• _EXERCISES_:
a: Please write out the sbiofit forum thread word for word, from "One could (perhaps)" to "if ~exist(parAdata)".
b: Continue the sbiofit forum thread from the point where it stops.

Is it possible to get the group (that is the subject) number in sbiofit to do a lookup?

1 view (last 30 days)
If I'm fitting using lsqnonlin, is there a matlab script function that returns the group number?
The idea is to allow use of covariates without having to add false dose columns in the dataset. I could use the group variable to look up parameters in a table, and use assignment rules to set parameters. So I could use covariates to set some parameters while fitting other. As in fitting a PK model with some data, and then using the typical parameter values plus covariate rules to set PK parameter when I do a PD fit using data from another trial/dataset.
One could (perhaps) use the following script to set parameter parA
Repeat assignment rule for parA is parA = getparA();
getparA.m
% [parA] = getparA(); % returns parA
gp = getgroupvar(); % This is the function I'm asking about
if ~exist(parAdata)

• _EXTRACTED ENTRIES_:
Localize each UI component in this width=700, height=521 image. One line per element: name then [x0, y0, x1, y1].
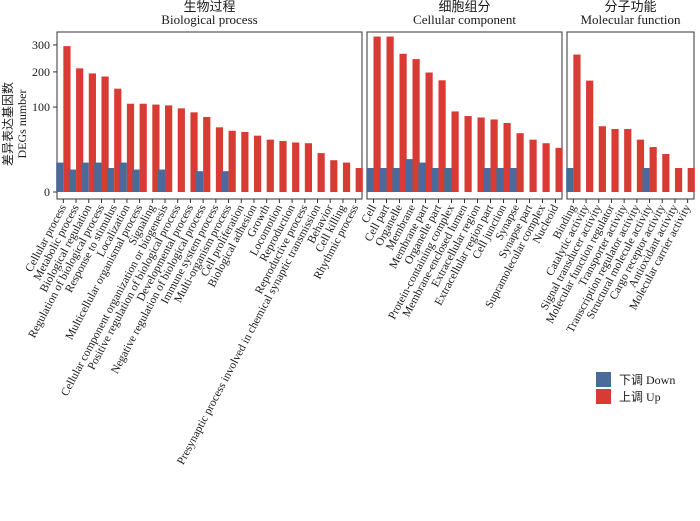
- bar-up: [177, 108, 185, 192]
- bar-down: [418, 162, 426, 192]
- bar-up: [266, 139, 274, 192]
- bar-up: [279, 141, 287, 192]
- panel-title-cn: 细胞组分: [438, 0, 490, 14]
- bar-up: [373, 36, 381, 193]
- bar-up: [412, 59, 420, 192]
- bar-up: [503, 123, 511, 192]
- bar-up: [215, 127, 224, 192]
- bar-up: [529, 139, 537, 192]
- bar-up: [636, 139, 645, 192]
- bar-up: [586, 80, 594, 192]
- bar-up: [464, 116, 472, 192]
- bar-down: [405, 159, 413, 192]
- bar-down: [483, 167, 491, 192]
- bar-up: [165, 105, 173, 192]
- legend-label-up: 上调 Up: [619, 390, 661, 404]
- bar-up: [662, 154, 670, 192]
- bar-down: [157, 169, 166, 192]
- bar-up: [228, 130, 236, 192]
- bar-down: [566, 167, 574, 192]
- bar-up: [88, 73, 96, 192]
- bar-up: [555, 147, 563, 192]
- bar-down: [132, 169, 140, 192]
- bar-up: [63, 46, 71, 192]
- panel-frame: [56, 31, 363, 200]
- bar-up: [386, 36, 394, 193]
- bar-down: [221, 171, 229, 192]
- bar-up: [399, 53, 407, 193]
- bar-up: [598, 126, 606, 192]
- panel-title-en: Molecular function: [581, 12, 681, 27]
- bar-down: [509, 167, 517, 192]
- bar-down: [366, 167, 374, 192]
- bar-up: [101, 76, 109, 192]
- bar-up: [126, 103, 135, 192]
- panel-title-en: Cellular component: [413, 12, 516, 27]
- y-axis: 0 100 200 300: [32, 38, 57, 199]
- bar-up: [304, 143, 313, 192]
- y-tick-label: 300: [32, 38, 50, 52]
- bar-up: [76, 68, 84, 192]
- bar-down: [496, 167, 504, 192]
- y-tick-label: 100: [32, 100, 50, 114]
- bar-down: [392, 167, 400, 192]
- bar-down: [379, 167, 387, 192]
- bar-up: [438, 80, 446, 192]
- bar-down: [444, 167, 452, 192]
- bar-up: [649, 147, 657, 192]
- legend-label-down: 下调 Down: [619, 373, 675, 387]
- y-axis-label: 差异表达基因数 DEGs number: [0, 82, 29, 166]
- bar-up: [451, 111, 459, 192]
- bar-down: [119, 162, 127, 192]
- bar-up: [203, 117, 211, 192]
- bar-down: [94, 162, 102, 192]
- bar-up: [139, 103, 147, 192]
- bar-up: [490, 119, 498, 192]
- y-axis-label-cn: 差异表达基因数: [0, 82, 15, 166]
- bar-down: [106, 167, 115, 192]
- bar-up: [317, 153, 325, 192]
- y-axis-label-en: DEGs number: [15, 90, 29, 159]
- bar-up: [516, 133, 524, 192]
- bar-up: [342, 162, 351, 192]
- bar-down: [431, 167, 439, 192]
- bar-up: [152, 104, 160, 192]
- bar-up: [624, 129, 632, 192]
- panel-frame: [566, 31, 695, 200]
- bar-up: [687, 167, 695, 192]
- legend-swatch-up: [596, 389, 611, 404]
- panel-title-cn: 分子功能: [604, 0, 656, 14]
- bar-down: [195, 171, 204, 192]
- panel-title-en: Biological process: [161, 12, 257, 27]
- bar-up: [190, 112, 198, 192]
- bar-up: [253, 135, 262, 192]
- bar-up: [674, 167, 683, 192]
- y-tick-label: 0: [44, 185, 50, 199]
- bar-down: [68, 169, 77, 192]
- bar-up: [114, 88, 122, 192]
- bar-up: [573, 54, 581, 192]
- panel-title-cn: 生物过程: [183, 0, 235, 14]
- bar-up: [330, 160, 338, 192]
- bar-down: [56, 162, 64, 192]
- bar-up: [241, 131, 249, 192]
- legend: 下调 Down 上调 Up: [596, 372, 675, 404]
- bar-up: [425, 72, 433, 192]
- bar-down: [642, 167, 650, 192]
- bar-down: [81, 162, 89, 192]
- y-tick-label: 200: [32, 65, 50, 79]
- legend-swatch-down: [596, 372, 611, 387]
- bar-up: [611, 129, 619, 192]
- bar-up: [542, 143, 550, 192]
- bar-up: [292, 142, 300, 192]
- bar-up: [355, 167, 363, 192]
- bar-up: [477, 117, 485, 192]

• _RESPONSES TO THE TASKS_:
a:
One could (perhaps) use the following script to set parameter parA
Repeat assignment rule for parA is parA = getparA();
getparA.m
% [parA] = getparA(); % returns parA
gp = getgroupvar(); % This is the function I'm asking about
if ~exist(parAdata)

b:
parAdata = dataset('parAdata.xlsx'); % columns are subject and parA values
end
[~,idx]=ismember(gp,parAdata(:,1));
idx(idx==0)=[];
parA = parAdata(idx,2);
This would allow one to set any number of parameter values without modifying the dataset. Alternately I could create a copy of the subject column (dummy_subj) and create a species subj_number in the model. Then dummy_subj could be used to put a dose in subj_number, and I could do the same lookup approach.
The point is, once one does (for example) a PK fit to get individual parameters (either with nlmefit or lsqnonlin), there are a lot of machinations needed to actually USE the parameter values in subsequent fits.
Also, nlmefit, one can add covariate effect when one is fitting a specific parameter. But (my understading is that if one unclicks the "estimate" tic box so that the parameter is not fitted, then this turns off the covariate effect as well.

Accepted Answer

Jeremy Huard
Jeremy Huard on 26 Aug 2019
Hi Jim,
the alternative you described, which involves a subject column used as a dose for a dummy species is the best way to get the group number into the ODE system. I have tried it in the past and it works just fine.
I recommend you to define parAdata as a persistent variable so that it's loaded only once per simulation.
As for nlmefit or nlmefitsa, you are right that parameters that are not estimated are fixed with the value specified in the model or variant of that task. Do you intend to perform NLME separately on PK and PD?
Best regards,
Jérémy
  2 Comments
Jim Bosley
Jim Bosley on 26 Aug 2019
Edited: Jim Bosley on 26 Aug 2019
Jérémy,
Thanks, this is good news.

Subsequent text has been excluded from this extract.